Short exercise:
Answer with nothing but a number: how many lines include the word "Theft"?

>> begin

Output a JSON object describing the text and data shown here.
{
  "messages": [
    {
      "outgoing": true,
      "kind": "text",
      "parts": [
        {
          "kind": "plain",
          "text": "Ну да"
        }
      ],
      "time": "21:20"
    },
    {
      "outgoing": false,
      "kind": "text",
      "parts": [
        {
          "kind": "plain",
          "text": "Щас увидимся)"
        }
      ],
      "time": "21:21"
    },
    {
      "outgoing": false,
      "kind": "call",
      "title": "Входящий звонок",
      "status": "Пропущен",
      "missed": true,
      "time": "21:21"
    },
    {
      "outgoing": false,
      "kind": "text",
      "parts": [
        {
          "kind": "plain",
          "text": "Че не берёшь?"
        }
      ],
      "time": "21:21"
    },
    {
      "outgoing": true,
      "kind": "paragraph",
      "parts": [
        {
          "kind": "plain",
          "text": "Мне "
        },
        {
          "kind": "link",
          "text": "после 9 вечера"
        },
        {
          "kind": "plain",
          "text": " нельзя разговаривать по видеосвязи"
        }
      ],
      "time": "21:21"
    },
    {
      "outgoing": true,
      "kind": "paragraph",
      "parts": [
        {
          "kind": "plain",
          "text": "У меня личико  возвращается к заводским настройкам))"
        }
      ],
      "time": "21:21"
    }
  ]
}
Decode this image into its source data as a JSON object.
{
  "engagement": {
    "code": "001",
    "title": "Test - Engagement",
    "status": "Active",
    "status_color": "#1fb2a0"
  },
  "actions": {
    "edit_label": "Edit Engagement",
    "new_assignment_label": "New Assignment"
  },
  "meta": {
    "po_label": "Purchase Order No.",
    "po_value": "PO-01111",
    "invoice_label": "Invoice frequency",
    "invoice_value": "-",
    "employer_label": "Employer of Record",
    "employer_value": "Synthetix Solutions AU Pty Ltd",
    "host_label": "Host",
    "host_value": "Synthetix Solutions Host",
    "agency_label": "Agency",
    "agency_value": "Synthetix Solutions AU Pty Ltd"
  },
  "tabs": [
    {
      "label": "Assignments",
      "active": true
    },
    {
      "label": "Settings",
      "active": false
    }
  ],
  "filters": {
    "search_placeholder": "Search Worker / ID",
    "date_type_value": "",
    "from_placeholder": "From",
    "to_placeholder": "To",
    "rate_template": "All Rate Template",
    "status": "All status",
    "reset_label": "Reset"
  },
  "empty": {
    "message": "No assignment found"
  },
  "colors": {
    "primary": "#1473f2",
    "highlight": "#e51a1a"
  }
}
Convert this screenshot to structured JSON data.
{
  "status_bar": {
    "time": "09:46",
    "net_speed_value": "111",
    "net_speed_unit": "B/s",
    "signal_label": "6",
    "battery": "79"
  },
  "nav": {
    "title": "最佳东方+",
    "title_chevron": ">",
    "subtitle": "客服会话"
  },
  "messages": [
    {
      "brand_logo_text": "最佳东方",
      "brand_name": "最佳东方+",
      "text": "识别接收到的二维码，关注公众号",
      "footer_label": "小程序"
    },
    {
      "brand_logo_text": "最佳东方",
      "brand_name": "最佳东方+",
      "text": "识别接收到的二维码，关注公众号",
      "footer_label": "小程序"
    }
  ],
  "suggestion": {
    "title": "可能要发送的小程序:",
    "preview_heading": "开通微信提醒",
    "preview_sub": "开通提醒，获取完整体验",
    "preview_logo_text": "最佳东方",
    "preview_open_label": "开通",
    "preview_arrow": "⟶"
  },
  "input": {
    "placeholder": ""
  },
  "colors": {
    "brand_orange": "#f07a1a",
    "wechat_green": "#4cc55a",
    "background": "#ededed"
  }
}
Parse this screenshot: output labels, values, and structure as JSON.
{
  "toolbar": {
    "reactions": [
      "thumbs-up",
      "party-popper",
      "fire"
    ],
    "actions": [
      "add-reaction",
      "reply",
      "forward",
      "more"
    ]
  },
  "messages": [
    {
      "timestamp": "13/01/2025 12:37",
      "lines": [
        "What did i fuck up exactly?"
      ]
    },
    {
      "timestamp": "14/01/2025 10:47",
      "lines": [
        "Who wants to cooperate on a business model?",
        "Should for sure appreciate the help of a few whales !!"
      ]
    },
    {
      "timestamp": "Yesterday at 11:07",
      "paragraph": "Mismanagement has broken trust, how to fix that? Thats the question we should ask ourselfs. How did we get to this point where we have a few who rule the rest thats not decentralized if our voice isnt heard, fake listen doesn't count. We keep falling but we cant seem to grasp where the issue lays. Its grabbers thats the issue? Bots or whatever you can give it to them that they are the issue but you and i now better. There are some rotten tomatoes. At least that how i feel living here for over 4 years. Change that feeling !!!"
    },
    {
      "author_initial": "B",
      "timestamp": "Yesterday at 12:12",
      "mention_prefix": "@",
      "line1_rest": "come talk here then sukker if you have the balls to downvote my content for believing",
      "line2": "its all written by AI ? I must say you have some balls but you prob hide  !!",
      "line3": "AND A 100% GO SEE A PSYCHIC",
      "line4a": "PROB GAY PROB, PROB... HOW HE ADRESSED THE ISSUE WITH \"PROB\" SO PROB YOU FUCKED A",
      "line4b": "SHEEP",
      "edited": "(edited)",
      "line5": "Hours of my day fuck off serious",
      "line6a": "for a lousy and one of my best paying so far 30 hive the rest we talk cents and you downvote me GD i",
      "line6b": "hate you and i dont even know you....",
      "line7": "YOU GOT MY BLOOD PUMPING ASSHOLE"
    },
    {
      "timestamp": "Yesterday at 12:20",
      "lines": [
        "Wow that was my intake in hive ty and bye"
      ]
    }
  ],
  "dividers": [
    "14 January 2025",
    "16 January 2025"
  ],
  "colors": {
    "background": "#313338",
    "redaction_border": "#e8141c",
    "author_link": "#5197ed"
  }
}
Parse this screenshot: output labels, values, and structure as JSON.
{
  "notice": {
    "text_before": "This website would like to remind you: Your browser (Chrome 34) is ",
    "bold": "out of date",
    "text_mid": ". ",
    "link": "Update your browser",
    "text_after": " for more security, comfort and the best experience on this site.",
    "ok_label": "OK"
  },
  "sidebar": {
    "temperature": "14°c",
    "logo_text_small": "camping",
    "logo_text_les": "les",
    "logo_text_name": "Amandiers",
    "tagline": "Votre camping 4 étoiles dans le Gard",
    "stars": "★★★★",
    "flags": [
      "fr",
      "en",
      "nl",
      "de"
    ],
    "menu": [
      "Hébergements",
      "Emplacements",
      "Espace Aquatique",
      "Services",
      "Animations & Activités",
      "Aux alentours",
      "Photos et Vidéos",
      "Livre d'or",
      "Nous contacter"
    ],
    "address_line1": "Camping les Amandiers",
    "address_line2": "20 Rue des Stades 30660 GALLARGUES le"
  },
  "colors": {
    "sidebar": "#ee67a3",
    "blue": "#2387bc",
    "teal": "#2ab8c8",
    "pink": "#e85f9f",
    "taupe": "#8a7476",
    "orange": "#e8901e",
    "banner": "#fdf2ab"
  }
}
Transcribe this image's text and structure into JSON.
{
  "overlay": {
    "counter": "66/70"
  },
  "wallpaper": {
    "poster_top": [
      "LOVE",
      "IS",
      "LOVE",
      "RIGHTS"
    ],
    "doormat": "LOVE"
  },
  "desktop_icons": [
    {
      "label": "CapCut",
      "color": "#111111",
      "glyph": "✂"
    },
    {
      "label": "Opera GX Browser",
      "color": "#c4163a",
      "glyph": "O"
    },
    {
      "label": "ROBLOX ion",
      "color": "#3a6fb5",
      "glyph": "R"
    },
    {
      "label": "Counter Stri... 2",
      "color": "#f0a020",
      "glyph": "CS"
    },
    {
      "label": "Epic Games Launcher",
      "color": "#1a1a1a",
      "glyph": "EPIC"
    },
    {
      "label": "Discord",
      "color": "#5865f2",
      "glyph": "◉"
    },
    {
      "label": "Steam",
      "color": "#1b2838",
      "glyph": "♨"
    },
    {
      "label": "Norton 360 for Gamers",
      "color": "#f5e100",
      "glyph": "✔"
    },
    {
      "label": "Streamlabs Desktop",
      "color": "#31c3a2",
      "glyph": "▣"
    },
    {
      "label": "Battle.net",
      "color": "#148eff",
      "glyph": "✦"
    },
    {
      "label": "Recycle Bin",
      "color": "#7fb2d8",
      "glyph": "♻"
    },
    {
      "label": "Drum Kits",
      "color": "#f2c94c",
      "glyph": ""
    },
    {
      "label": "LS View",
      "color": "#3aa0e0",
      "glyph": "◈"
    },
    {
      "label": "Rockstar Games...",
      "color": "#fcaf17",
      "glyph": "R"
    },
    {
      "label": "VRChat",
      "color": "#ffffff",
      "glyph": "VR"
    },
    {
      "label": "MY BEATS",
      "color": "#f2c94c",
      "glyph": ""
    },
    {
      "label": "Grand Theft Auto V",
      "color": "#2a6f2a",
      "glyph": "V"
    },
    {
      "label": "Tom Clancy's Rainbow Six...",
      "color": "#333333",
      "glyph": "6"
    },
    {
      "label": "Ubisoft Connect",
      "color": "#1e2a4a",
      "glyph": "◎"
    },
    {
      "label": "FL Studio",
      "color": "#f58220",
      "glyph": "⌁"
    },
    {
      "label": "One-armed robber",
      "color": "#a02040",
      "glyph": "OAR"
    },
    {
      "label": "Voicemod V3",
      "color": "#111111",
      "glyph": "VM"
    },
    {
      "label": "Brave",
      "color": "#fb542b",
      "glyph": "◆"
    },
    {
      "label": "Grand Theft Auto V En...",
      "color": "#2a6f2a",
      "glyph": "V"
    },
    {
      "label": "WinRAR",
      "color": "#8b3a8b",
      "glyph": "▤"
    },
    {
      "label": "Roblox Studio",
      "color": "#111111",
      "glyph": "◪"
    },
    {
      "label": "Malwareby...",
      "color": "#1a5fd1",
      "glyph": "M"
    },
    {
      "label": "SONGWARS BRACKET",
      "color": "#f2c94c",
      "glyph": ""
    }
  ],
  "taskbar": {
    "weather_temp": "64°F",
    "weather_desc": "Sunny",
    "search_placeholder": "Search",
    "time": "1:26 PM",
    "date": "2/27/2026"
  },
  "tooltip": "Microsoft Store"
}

>> end

Written answer:
2